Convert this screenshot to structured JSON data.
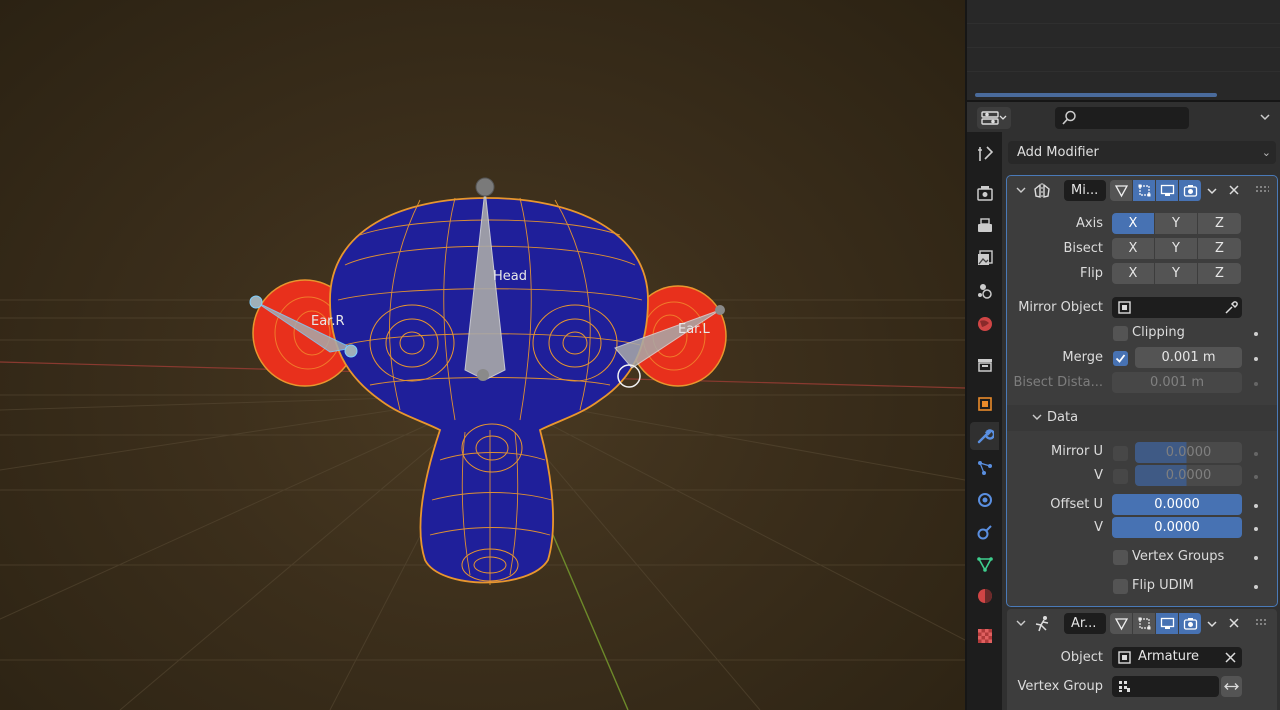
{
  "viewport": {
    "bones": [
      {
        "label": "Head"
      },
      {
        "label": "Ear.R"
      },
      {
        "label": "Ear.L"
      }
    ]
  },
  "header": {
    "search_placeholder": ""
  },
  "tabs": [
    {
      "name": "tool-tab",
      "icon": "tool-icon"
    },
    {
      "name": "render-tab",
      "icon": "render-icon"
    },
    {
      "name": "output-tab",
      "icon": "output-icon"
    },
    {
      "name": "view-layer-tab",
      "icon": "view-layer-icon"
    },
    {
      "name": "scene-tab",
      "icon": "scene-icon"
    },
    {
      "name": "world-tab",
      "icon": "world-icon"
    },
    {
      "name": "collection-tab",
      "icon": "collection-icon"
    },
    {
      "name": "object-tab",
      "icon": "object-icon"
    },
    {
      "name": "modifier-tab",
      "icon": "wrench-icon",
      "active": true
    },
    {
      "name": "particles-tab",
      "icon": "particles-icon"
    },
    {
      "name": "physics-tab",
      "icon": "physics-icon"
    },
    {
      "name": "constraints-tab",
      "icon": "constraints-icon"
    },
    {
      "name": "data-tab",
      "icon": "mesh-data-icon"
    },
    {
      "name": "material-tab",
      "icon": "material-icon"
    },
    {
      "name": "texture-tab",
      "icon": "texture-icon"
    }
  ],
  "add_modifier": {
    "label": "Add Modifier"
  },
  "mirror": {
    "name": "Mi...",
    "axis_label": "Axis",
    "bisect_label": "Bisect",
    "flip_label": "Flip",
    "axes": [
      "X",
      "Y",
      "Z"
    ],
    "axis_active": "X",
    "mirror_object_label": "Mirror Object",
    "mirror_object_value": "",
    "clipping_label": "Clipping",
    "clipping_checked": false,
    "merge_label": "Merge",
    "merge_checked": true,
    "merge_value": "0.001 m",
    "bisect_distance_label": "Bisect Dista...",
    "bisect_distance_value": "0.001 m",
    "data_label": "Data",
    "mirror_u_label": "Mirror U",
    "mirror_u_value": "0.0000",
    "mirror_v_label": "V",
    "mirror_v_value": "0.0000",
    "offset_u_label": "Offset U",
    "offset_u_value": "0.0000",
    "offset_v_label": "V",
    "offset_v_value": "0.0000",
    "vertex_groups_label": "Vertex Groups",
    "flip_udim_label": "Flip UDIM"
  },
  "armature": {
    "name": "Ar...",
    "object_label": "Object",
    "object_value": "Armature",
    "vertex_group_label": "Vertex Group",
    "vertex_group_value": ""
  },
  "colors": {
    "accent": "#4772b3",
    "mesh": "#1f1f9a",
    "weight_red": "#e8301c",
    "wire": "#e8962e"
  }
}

· · · ·

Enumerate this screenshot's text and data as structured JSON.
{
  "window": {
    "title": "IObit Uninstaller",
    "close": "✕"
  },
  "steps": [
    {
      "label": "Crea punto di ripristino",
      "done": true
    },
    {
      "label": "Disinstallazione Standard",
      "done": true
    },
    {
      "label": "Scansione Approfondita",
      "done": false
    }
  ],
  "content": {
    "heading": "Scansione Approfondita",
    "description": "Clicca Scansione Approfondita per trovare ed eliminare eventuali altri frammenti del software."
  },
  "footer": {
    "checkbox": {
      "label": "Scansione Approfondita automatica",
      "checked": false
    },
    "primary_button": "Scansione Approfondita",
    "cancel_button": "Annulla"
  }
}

· · · ·

The exercise
Select all lines with the word "constraints" from the entries above.

Finished exercise
      "name": "constraints-tab",
      "icon": "constraints-icon"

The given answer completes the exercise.